◆ What is being asked:
Exactly as they appear, output all of the entries.

◆ Material for the task:
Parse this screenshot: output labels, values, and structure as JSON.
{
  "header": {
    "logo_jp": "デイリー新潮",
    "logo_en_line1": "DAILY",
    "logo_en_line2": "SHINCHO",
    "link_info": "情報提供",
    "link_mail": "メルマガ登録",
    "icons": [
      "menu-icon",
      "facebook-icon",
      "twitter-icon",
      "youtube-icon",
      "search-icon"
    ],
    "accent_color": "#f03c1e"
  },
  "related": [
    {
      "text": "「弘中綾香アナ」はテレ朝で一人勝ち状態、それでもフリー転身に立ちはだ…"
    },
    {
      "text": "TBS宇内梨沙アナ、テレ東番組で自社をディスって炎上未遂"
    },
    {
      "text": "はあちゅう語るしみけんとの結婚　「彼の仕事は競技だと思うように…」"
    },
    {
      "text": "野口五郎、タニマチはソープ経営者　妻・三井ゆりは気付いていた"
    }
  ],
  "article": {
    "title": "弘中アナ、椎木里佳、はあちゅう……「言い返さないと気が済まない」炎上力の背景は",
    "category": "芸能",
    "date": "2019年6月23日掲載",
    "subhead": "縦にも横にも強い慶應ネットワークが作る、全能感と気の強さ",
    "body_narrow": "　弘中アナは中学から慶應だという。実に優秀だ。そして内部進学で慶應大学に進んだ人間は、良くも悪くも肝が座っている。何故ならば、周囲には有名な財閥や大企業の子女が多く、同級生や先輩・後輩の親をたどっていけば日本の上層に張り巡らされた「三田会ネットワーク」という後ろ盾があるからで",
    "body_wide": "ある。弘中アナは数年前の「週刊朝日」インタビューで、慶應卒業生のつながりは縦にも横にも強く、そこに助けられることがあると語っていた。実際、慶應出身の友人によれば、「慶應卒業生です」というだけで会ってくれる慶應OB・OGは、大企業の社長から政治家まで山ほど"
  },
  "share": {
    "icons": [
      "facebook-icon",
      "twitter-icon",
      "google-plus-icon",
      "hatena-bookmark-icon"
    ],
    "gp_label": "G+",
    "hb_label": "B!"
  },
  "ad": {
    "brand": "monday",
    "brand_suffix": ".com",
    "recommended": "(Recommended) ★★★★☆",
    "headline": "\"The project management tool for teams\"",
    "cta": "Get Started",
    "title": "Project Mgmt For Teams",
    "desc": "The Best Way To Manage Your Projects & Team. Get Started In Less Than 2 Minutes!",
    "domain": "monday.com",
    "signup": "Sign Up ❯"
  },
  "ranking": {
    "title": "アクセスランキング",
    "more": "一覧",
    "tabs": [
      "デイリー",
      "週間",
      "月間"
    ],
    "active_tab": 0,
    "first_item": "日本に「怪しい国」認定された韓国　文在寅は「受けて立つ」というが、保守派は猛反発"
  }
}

◆ Solution below:
Parse this screenshot: output labels, values, and structure as JSON.
{
  "header": {
    "logo_jp": "デイリー新潮",
    "logo_en_line1": "DAILY",
    "logo_en_line2": "SHINCHO",
    "link_info": "情報提供",
    "link_mail": "メルマガ登録",
    "icons": [
      "menu-icon",
      "facebook-icon",
      "twitter-icon",
      "youtube-icon",
      "search-icon"
    ],
    "accent_color": "#f03c1e"
  },
  "related": [
    {
      "text": "「弘中綾香アナ」はテレ朝で一人勝ち状態、それでもフリー転身に立ちはだ…"
    },
    {
      "text": "TBS宇内梨沙アナ、テレ東番組で自社をディスって炎上未遂"
    },
    {
      "text": "はあちゅう語るしみけんとの結婚　「彼の仕事は競技だと思うように…」"
    },
    {
      "text": "野口五郎、タニマチはソープ経営者　妻・三井ゆりは気付いていた"
    }
  ],
  "article": {
    "title": "弘中アナ、椎木里佳、はあちゅう……「言い返さないと気が済まない」炎上力の背景は",
    "category": "芸能",
    "date": "2019年6月23日掲載",
    "subhead": "縦にも横にも強い慶應ネットワークが作る、全能感と気の強さ",
    "body_narrow": "　弘中アナは中学から慶應だという。実に優秀だ。そして内部進学で慶應大学に進んだ人間は、良くも悪くも肝が座っている。何故ならば、周囲には有名な財閥や大企業の子女が多く、同級生や先輩・後輩の親をたどっていけば日本の上層に張り巡らされた「三田会ネットワーク」という後ろ盾があるからで",
    "body_wide": "ある。弘中アナは数年前の「週刊朝日」インタビューで、慶應卒業生のつながりは縦にも横にも強く、そこに助けられることがあると語っていた。実際、慶應出身の友人によれば、「慶應卒業生です」というだけで会ってくれる慶應OB・OGは、大企業の社長から政治家まで山ほど"
  },
  "share": {
    "icons": [
      "facebook-icon",
      "twitter-icon",
      "google-plus-icon",
      "hatena-bookmark-icon"
    ],
    "gp_label": "G+",
    "hb_label": "B!"
  },
  "ad": {
    "brand": "monday",
    "brand_suffix": ".com",
    "recommended": "(Recommended) ★★★★☆",
    "headline": "\"The project management tool for teams\"",
    "cta": "Get Started",
    "title": "Project Mgmt For Teams",
    "desc": "The Best Way To Manage Your Projects & Team. Get Started In Less Than 2 Minutes!",
    "domain": "monday.com",
    "signup": "Sign Up ❯"
  },
  "ranking": {
    "title": "アクセスランキング",
    "more": "一覧",
    "tabs": [
      "デイリー",
      "週間",
      "月間"
    ],
    "active_tab": 0,
    "first_item": "日本に「怪しい国」認定された韓国　文在寅は「受けて立つ」というが、保守派は猛反発"
  }
}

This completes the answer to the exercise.